> What needs to be done: Extract the complete listing and output it unchanged.

┌────────

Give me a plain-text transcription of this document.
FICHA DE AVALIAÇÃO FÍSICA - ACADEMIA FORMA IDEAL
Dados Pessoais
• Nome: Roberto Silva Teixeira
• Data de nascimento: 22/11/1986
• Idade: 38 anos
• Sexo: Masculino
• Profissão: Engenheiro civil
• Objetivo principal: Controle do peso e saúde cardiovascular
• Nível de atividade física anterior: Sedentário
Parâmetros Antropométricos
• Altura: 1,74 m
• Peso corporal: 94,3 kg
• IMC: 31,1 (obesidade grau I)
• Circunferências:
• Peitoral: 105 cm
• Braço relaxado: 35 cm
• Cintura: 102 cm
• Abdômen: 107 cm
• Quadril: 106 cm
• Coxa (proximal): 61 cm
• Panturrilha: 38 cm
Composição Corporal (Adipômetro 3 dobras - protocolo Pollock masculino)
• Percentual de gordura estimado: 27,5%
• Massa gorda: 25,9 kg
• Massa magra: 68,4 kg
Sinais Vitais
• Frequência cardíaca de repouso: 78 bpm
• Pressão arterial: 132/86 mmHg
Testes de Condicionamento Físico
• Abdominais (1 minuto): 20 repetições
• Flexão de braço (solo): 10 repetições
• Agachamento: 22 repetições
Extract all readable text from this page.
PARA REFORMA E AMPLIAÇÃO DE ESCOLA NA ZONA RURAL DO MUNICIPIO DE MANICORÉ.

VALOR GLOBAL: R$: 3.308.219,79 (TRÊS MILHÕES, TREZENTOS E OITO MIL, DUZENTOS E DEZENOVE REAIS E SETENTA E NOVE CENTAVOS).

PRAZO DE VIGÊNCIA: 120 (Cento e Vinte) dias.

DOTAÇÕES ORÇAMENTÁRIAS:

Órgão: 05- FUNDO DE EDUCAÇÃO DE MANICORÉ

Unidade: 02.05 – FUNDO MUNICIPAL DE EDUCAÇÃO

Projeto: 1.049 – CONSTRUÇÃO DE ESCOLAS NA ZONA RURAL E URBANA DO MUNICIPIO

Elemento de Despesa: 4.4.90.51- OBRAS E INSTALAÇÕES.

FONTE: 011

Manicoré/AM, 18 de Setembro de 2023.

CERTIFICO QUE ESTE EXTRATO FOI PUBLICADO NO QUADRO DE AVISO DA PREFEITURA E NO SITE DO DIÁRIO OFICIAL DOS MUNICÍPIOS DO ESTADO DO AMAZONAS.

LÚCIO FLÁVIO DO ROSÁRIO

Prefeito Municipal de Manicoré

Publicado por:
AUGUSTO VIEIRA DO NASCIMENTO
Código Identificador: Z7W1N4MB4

└────────

> Expected output:
Give me a plain-text transcription of this document.
FICHA DE AVALIAÇÃO FÍSICA - ACADEMIA FORMA IDEAL
Dados Pessoais
• Nome: Roberto Silva Teixeira
• Data de nascimento: 22/11/1986
• Idade: 38 anos
• Sexo: Masculino
• Profissão: Engenheiro civil
• Objetivo principal: Controle do peso e saúde cardiovascular
• Nível de atividade física anterior: Sedentário
Parâmetros Antropométricos
• Altura: 1,74 m
• Peso corporal: 94,3 kg
• IMC: 31,1 (obesidade grau I)
• Circunferências:
• Peitoral: 105 cm
• Braço relaxado: 35 cm
• Cintura: 102 cm
• Abdômen: 107 cm
• Quadril: 106 cm
• Coxa (proximal): 61 cm
• Panturrilha: 38 cm
Composição Corporal (Adipômetro 3 dobras - protocolo Pollock masculino)
• Percentual de gordura estimado: 27,5%
• Massa gorda: 25,9 kg
• Massa magra: 68,4 kg
Sinais Vitais
• Frequência cardíaca de repouso: 78 bpm
• Pressão arterial: 132/86 mmHg
Testes de Condicionamento Físico
• Abdominais (1 minuto): 20 repetições
• Flexão de braço (solo): 10 repetições
• Agachamento: 22 repetições
Extract all readable text from this page.
PARA REFORMA E AMPLIAÇÃO DE ESCOLA NA ZONA RURAL DO MUNICIPIO DE MANICORÉ.

VALOR GLOBAL: R$: 3.308.219,79 (TRÊS MILHÕES, TREZENTOS E OITO MIL, DUZENTOS E DEZENOVE REAIS E SETENTA E NOVE CENTAVOS).

PRAZO DE VIGÊNCIA: 120 (Cento e Vinte) dias.

DOTAÇÕES ORÇAMENTÁRIAS:

Órgão: 05- FUNDO DE EDUCAÇÃO DE MANICORÉ

Unidade: 02.05 – FUNDO MUNICIPAL DE EDUCAÇÃO

Projeto: 1.049 – CONSTRUÇÃO DE ESCOLAS NA ZONA RURAL E URBANA DO MUNICIPIO

Elemento de Despesa: 4.4.90.51- OBRAS E INSTALAÇÕES.

FONTE: 011

Manicoré/AM, 18 de Setembro de 2023.

CERTIFICO QUE ESTE EXTRATO FOI PUBLICADO NO QUADRO DE AVISO DA PREFEITURA E NO SITE DO DIÁRIO OFICIAL DOS MUNICÍPIOS DO ESTADO DO AMAZONAS.

LÚCIO FLÁVIO DO ROSÁRIO

Prefeito Municipal de Manicoré

Publicado por:
AUGUSTO VIEIRA DO NASCIMENTO
Código Identificador: Z7W1N4MB4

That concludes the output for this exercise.